* Seite
━━━

Interview mit Rechtsanwältin Vögele zur juristischen Ausbildung & zum Karrierebeginn

Im Oktober 2021 war Rechtsanwältin Linda Vögele von Gibson Dunn im Gespräch mit JurCase und sprach über Gestaltungsmöglichkeiten in der juristischen Ausbildung, ihre Auslandserfahrungen und die Verwaltungsstation an der Deutschen Universität für Verwaltungswissenschaften in Speyer. Außerdem: Was ist ihr „Erfolgsrezept“ zur Vorbereitung auf das Zweite Staatsexamen und mit Blick auf den anwaltlichen Karrierebeginn?

Zur Person

Rechtsanwältin Linda Vögele ist seit August 2020 Associate im Frankfurter Kartellrechtsteam von Gibson, Dunn & Crutcher LLP (Gibson Dunn).

Sie berät Mandanten zu Fragen des europäischen und deutschen Kartellrechts, unter anderem im Zusammenhang mit Fusionskontrollverfahren, Compliance-Fragen, Bußgeld- und Schadensersatzverfahren.

Frau RAin Vögele studierte Rechtswissenschaften an den Universitäten Heidelberg, Münster, Lausanne und Rom. Ihr Referendariat absolvierte sie am LG Tübingen (OLG-Bezirk Stuttgart).

Zum Unternehmen

Gibson Dunn gehört zu den führenden internationalen Kanzleien mit über 1.450 Anwälten an 20 Standorten in neun Ländern.

Beratungsschwerpunkte an den deutschen Standorten München und Frankfurt bilden die Bereiche Compliance, Gesellschaftsrecht, M&A und Private Equity sowie Arbeitsrecht, Bank- und Finanzrecht, Datenschutz, Technology & IP, Kartellrecht, Prozessführung und Schiedsgerichtsbarkeit, Real Estate, Restrukturierung und Insolvenzrecht, Steuerrecht und Wirtschaftsstrafrecht.

In Deutschland beschäftigt Gibson Dunn derzeit ungefähr 50 Berufsträger.

Das Interview

Klingenberg: Liebe Frau Vögele, vielen Dank zunächst, dass Sie sich für dieses Interview bereit erklärt haben. Es soll um die juristische Ausbildung sowie den anwaltlichen Karrierebeginn gehen. Beginnen möchte ich mit Ihren Auslandserfahrungen: ein Semester an der Université de Lausanne und ein Semester an der Università degli Studi di Roma Tre. Wie kam es jeweils dazu?

━━━

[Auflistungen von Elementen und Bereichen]
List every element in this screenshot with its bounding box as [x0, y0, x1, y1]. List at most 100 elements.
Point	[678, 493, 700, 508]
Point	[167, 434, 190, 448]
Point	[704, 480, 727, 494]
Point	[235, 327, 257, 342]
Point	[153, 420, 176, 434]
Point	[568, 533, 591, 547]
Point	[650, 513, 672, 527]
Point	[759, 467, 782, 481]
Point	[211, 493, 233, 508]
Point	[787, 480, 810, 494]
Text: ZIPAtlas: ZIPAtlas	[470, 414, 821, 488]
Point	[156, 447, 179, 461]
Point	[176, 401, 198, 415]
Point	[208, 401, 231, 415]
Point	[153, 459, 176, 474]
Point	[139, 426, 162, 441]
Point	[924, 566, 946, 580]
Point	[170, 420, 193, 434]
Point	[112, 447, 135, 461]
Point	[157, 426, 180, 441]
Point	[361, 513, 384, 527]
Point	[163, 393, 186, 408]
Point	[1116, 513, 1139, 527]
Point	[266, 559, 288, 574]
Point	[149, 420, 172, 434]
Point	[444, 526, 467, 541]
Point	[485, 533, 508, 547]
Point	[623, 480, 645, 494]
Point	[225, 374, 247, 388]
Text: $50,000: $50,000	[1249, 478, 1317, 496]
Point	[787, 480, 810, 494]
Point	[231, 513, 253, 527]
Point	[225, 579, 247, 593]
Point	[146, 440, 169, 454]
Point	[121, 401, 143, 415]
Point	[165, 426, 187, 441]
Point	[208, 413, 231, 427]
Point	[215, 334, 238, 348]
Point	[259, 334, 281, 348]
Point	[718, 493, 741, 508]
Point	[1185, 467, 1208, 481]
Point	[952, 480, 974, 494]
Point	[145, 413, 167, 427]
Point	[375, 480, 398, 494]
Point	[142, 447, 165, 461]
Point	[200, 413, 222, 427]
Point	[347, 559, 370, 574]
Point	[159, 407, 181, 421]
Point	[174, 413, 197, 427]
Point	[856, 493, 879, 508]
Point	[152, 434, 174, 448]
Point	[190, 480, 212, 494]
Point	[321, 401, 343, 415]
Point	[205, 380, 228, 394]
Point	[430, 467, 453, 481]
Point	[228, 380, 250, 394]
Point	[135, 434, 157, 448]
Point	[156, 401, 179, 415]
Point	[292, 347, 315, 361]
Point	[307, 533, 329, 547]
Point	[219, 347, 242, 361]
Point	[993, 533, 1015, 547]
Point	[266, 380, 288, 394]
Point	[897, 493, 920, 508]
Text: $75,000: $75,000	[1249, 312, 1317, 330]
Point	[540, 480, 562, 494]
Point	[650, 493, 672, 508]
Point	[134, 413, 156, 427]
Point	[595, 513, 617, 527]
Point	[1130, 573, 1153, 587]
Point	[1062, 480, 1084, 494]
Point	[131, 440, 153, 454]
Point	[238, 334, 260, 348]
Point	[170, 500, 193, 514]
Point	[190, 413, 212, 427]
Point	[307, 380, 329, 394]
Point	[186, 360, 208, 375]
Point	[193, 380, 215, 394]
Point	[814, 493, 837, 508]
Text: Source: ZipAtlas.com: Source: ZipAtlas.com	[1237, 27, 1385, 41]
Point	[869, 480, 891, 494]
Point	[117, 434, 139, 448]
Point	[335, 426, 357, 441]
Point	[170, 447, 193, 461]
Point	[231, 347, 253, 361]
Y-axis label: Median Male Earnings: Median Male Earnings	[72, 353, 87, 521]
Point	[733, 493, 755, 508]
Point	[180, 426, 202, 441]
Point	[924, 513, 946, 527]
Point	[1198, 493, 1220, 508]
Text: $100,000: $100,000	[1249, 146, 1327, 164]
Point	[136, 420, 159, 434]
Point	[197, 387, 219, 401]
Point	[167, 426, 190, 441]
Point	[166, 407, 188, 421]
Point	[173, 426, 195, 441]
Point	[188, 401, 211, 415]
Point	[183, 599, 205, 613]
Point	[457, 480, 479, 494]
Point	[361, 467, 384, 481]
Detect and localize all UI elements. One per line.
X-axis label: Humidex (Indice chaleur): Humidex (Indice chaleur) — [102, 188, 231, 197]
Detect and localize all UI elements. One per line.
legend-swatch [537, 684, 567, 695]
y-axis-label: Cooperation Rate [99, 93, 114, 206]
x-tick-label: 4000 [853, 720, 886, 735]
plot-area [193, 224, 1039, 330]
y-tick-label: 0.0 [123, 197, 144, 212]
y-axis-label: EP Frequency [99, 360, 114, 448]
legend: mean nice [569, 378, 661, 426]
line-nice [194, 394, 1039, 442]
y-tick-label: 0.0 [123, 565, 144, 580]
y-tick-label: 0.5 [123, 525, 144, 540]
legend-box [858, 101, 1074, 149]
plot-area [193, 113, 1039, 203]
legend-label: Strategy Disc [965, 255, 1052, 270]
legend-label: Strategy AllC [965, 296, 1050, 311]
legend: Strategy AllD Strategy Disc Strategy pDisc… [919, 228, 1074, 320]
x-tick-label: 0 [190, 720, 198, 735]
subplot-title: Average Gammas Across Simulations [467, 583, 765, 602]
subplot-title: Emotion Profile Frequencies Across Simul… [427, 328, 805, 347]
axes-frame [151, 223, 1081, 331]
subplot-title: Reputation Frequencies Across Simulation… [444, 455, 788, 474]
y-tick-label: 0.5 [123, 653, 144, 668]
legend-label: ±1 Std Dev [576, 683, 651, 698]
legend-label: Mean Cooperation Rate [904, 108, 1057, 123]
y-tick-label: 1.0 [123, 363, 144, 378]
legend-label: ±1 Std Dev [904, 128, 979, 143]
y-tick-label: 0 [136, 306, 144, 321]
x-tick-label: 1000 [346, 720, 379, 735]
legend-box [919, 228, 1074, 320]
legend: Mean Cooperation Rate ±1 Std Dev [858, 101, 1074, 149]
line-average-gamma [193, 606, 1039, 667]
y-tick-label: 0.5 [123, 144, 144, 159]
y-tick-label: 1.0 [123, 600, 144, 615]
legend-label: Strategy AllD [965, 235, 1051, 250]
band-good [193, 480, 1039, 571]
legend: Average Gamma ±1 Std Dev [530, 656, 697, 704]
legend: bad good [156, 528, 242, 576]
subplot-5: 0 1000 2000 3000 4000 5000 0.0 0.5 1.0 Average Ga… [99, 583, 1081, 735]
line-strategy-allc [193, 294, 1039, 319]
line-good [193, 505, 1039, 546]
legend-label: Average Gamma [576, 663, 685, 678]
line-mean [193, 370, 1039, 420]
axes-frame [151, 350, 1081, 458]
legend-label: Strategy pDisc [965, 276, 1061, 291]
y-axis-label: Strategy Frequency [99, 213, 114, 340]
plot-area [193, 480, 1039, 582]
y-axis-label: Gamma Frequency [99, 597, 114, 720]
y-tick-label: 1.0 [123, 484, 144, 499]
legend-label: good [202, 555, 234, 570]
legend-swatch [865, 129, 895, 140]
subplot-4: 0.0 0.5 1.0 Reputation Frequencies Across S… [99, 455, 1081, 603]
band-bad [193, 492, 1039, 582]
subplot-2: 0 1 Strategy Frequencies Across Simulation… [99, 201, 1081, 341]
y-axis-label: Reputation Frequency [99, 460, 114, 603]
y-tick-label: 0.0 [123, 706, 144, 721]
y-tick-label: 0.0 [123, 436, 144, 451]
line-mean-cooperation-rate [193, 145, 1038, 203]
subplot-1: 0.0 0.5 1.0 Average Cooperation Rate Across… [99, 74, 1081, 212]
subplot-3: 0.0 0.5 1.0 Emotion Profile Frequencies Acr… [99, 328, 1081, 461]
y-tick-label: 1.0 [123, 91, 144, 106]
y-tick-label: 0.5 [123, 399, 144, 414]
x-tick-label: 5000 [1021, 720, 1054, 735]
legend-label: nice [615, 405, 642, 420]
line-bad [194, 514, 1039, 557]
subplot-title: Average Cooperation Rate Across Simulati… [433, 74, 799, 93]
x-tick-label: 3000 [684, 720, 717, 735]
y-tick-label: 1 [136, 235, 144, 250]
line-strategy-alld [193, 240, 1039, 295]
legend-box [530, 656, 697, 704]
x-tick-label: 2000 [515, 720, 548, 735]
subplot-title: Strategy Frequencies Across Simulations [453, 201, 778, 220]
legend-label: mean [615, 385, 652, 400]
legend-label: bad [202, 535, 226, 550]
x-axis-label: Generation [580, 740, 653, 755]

━━━

* Gestellte Aufgabe A
Beantworte zum Interview mit Rechtsanwältin Vögele:
(i) Seit wann ist sie Associate bei Gibson Dunn?
(ii) An welchem Gericht absolvierte sie ihr Referendariat?
(iii) Wie viele Berufsträger beschäftigt Gibson Dunn derzeit in Deutschland?
* Gestellte Aufgabe B
Gib aus dem Interview mit Rechtsanwältin Vögele alles ab „Gibson Dunn gehört“ bis hinunter zu „ungefähr 50 Berufsträger.“ wortgetreu aus.
* Gestellte Aufgabe C
Führe das Interview mit Rechtsanwältin Vögele im Anschluss an den zuletzt gezeigten Satz weiter.

* Richtige Antwort A
(i) Seit August 2020.
(ii) Am LG Tübingen (OLG-Bezirk Stuttgart).
(iii) Ungefähr 50.

* Richtige Antwort B
Gibson Dunn gehört zu den führenden internationalen Kanzleien mit über 1.450 Anwälten an 20 Standorten in neun Ländern.

Beratungsschwerpunkte an den deutschen Standorten München und Frankfurt bilden die Bereiche Compliance, Gesellschaftsrecht, M&A und Private Equity sowie Arbeitsrecht, Bank- und Finanzrecht, Datenschutz, Technology & IP, Kartellrecht, Prozessführung und Schiedsgerichtsbarkeit, Real Estate, Restrukturierung und Insolvenzrecht, Steuerrecht und Wirtschaftsstrafrecht.

In Deutschland beschäftigt Gibson Dunn derzeit ungefähr 50 Berufsträger.

* Richtige Antwort C
Rechtsanwältin Linda Vögele: Ich hatte schon in der Schule und während meines Bachelorstudiengangs, den ich vor dem Jurastudium absolviert habe, sehr gute Erfahrung mit Auslandsaufenthalten gemacht. Dementsprechend habe ich mir dann tatsächlich auch bereits zu Beginn des Jurastudiums überlegt, wie ich dieses lange Studium möglichst abwechslungsreich gestalten könnte. Die Lösung lag für mich – neben spannenden Praktika – in Auslandssemestern und einem Uniwechsel für Schwerpunktstudium und Examensvorbereitung. Dabei war mir aber gleichzeitig wichtig, möglichst zügig durchzukommen, eben weil ich zuvor schon einen Bachelorabschluss gemacht hatte.

Nach vier Semestern in Heidelberg bot sich Lausanne als erstes Auslandssemester deshalb an, weil es dort einen deutschen Lehrstuhl gab. Ich konnte dort also ganz normal die große Übung im Zivilrecht machen und ein paar weitere examensrelevante Vorlesungen besuchen. So habe ich mit Blick auf den Freischuss keine Zeit verloren.

Wie geplant bin ich anschließend nach Münster. Das dortige Schwerpunktstudium umfasste relativ viele Klausuren und die Anrechnung von im Ausland erbrachten Leistungen erfolgte im Grundsatz nur unter der Prämisse, dass die Lehrinhalte weitgehend übereinstimmten. Dementsprechend hatte ich mich für den Schwerpunkt Europäisches Wirtschaftsrecht entschieden. So konnte ich europarechtliche Vorlesungen relativ leicht im (europäischen) Ausland absolvieren. Auf Rom konkret fiel die Wahl dann, weil – muss man das wirklich noch weiter begründen?

Klingenberg: Was sind jeweils Ihre schönsten Erinnerungen und würden Sie diesen Weg Auslandserfahrung so nochmals bestreiten? Und was sind Ihrer Meinung nach die größten Vorteile von Auslandserfahrungen für einen deutschen Juristen?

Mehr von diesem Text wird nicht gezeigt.